[Data records]
◆ ◆ ◆
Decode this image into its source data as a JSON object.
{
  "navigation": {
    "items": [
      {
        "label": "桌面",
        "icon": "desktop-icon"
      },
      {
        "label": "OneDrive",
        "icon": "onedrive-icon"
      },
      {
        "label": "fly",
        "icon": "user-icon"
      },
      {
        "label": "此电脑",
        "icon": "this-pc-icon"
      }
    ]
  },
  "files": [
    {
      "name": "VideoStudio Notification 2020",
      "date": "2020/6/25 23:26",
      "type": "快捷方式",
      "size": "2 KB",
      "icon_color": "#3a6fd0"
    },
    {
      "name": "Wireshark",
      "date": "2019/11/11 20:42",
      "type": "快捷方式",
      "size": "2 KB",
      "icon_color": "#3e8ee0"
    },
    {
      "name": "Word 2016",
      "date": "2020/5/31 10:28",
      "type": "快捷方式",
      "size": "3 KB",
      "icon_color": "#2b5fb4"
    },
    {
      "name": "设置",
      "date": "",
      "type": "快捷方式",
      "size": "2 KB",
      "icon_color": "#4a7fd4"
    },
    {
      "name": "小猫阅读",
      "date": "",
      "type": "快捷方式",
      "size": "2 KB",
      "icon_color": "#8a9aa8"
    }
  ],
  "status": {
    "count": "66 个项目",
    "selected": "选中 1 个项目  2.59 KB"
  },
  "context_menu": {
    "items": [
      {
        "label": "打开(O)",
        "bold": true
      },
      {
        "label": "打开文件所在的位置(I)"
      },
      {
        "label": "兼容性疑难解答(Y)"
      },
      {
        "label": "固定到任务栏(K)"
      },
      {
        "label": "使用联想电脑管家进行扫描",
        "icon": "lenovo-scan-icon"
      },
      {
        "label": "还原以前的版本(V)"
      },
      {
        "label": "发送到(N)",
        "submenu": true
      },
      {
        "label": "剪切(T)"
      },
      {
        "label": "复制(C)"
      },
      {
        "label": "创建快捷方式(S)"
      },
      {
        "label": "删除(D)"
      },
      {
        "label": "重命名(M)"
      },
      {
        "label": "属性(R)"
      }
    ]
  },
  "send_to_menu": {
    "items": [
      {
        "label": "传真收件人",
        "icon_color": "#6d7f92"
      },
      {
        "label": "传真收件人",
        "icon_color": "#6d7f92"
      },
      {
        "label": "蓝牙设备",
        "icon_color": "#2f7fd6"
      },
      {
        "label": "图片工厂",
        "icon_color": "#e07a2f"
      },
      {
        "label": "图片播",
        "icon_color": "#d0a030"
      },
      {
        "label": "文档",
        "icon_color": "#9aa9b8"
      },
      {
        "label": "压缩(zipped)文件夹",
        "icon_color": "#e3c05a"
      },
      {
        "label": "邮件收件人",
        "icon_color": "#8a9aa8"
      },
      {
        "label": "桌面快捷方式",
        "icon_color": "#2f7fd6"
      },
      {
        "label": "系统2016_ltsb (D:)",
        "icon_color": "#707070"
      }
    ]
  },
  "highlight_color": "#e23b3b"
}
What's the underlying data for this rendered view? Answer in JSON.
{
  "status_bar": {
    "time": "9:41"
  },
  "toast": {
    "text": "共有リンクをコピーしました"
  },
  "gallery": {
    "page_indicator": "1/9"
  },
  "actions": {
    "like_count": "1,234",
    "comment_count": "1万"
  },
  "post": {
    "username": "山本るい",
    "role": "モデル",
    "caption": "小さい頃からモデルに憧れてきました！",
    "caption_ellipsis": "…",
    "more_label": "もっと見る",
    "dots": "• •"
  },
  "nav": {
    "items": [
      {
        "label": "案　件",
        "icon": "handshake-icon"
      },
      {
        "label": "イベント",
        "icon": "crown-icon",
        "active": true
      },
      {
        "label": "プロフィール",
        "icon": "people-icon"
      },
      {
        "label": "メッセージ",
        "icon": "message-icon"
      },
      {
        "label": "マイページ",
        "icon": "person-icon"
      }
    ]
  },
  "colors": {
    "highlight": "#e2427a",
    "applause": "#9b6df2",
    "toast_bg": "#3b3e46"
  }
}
◆ ◆ ◆
* Exercise
Please retype, exactly as written, every line from the line containing "What's the underlying" through the last line of the records above, including both of those lines, and nothing else.

* Exercise response
What's the underlying data for this rendered view? Answer in JSON.
{
  "status_bar": {
    "time": "9:41"
  },
  "toast": {
    "text": "共有リンクをコピーしました"
  },
  "gallery": {
    "page_indicator": "1/9"
  },
  "actions": {
    "like_count": "1,234",
    "comment_count": "1万"
  },
  "post": {
    "username": "山本るい",
    "role": "モデル",
    "caption": "小さい頃からモデルに憧れてきました！",
    "caption_ellipsis": "…",
    "more_label": "もっと見る",
    "dots": "• •"
  },
  "nav": {
    "items": [
      {
        "label": "案　件",
        "icon": "handshake-icon"
      },
      {
        "label": "イベント",
        "icon": "crown-icon",
        "active": true
      },
      {
        "label": "プロフィール",
        "icon": "people-icon"
      },
      {
        "label": "メッセージ",
        "icon": "message-icon"
      },
      {
        "label": "マイページ",
        "icon": "person-icon"
      }
    ]
  },
  "colors": {
    "highlight": "#e2427a",
    "applause": "#9b6df2",
    "toast_bg": "#3b3e46"
  }
}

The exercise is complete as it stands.